Lines holding the string "Armee": copy each one from the listing below.

BEGIN

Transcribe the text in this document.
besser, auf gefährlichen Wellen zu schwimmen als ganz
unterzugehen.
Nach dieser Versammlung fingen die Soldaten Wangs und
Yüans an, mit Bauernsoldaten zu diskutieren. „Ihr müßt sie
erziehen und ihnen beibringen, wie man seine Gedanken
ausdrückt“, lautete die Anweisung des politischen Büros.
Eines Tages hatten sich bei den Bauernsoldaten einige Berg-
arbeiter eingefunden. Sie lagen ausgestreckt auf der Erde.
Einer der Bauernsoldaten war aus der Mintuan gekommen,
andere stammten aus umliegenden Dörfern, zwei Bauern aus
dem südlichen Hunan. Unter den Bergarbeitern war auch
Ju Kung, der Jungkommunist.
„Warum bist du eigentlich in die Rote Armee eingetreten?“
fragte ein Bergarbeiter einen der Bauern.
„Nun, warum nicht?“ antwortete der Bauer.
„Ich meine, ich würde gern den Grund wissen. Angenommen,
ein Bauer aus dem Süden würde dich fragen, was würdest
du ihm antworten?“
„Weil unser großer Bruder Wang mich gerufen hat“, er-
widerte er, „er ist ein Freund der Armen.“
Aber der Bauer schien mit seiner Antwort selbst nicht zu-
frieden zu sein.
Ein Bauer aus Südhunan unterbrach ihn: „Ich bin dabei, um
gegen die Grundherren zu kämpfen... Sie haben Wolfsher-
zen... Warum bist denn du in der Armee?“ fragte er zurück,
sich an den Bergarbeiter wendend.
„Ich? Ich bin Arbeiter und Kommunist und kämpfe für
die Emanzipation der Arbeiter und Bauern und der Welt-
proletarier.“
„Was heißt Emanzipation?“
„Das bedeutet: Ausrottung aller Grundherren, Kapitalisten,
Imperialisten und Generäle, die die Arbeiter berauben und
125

END

> **Finished exercise**
„Warum bist du eigentlich in die Rote Armee eingetreten?“
zen... Warum bist denn du in der Armee?“ fragte er zurück,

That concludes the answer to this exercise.